#### MATERIAL FOR THIS EXERCISE
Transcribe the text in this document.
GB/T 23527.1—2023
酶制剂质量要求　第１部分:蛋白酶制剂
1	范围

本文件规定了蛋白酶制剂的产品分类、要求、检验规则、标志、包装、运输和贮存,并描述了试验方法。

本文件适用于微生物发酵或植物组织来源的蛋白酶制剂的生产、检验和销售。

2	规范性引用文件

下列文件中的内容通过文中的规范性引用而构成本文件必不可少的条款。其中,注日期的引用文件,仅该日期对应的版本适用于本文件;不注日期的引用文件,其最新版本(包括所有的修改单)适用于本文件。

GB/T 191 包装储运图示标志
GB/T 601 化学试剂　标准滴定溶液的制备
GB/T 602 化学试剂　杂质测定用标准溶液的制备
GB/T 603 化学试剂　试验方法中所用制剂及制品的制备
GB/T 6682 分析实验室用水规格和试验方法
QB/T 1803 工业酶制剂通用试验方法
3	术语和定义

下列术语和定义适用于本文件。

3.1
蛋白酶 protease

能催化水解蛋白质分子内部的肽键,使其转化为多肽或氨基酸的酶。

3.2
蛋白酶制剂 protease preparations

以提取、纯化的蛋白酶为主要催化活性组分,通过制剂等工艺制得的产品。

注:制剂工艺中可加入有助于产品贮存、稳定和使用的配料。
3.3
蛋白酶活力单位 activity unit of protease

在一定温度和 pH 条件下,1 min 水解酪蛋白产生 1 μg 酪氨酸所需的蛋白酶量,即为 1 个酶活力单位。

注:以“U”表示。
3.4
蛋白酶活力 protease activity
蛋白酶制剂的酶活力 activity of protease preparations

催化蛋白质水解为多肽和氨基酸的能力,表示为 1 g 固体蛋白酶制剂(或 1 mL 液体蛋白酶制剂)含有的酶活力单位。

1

#### EXERCISE
Quote every entry exactly.

#### COMPLETE RESPONSE
Transcribe the text in this document.
GB/T 23527.1—2023
酶制剂质量要求　第１部分:蛋白酶制剂
1	范围

本文件规定了蛋白酶制剂的产品分类、要求、检验规则、标志、包装、运输和贮存,并描述了试验方法。

本文件适用于微生物发酵或植物组织来源的蛋白酶制剂的生产、检验和销售。

2	规范性引用文件

下列文件中的内容通过文中的规范性引用而构成本文件必不可少的条款。其中,注日期的引用文件,仅该日期对应的版本适用于本文件;不注日期的引用文件,其最新版本(包括所有的修改单)适用于本文件。

GB/T 191 包装储运图示标志
GB/T 601 化学试剂　标准滴定溶液的制备
GB/T 602 化学试剂　杂质测定用标准溶液的制备
GB/T 603 化学试剂　试验方法中所用制剂及制品的制备
GB/T 6682 分析实验室用水规格和试验方法
QB/T 1803 工业酶制剂通用试验方法
3	术语和定义

下列术语和定义适用于本文件。

3.1
蛋白酶 protease

能催化水解蛋白质分子内部的肽键,使其转化为多肽或氨基酸的酶。

3.2
蛋白酶制剂 protease preparations

以提取、纯化的蛋白酶为主要催化活性组分,通过制剂等工艺制得的产品。

注:制剂工艺中可加入有助于产品贮存、稳定和使用的配料。
3.3
蛋白酶活力单位 activity unit of protease

在一定温度和 pH 条件下,1 min 水解酪蛋白产生 1 μg 酪氨酸所需的蛋白酶量,即为 1 个酶活力单位。

注:以“U”表示。
3.4
蛋白酶活力 protease activity
蛋白酶制剂的酶活力 activity of protease preparations

催化蛋白质水解为多肽和氨基酸的能力,表示为 1 g 固体蛋白酶制剂(或 1 mL 液体蛋白酶制剂)含有的酶活力单位。

1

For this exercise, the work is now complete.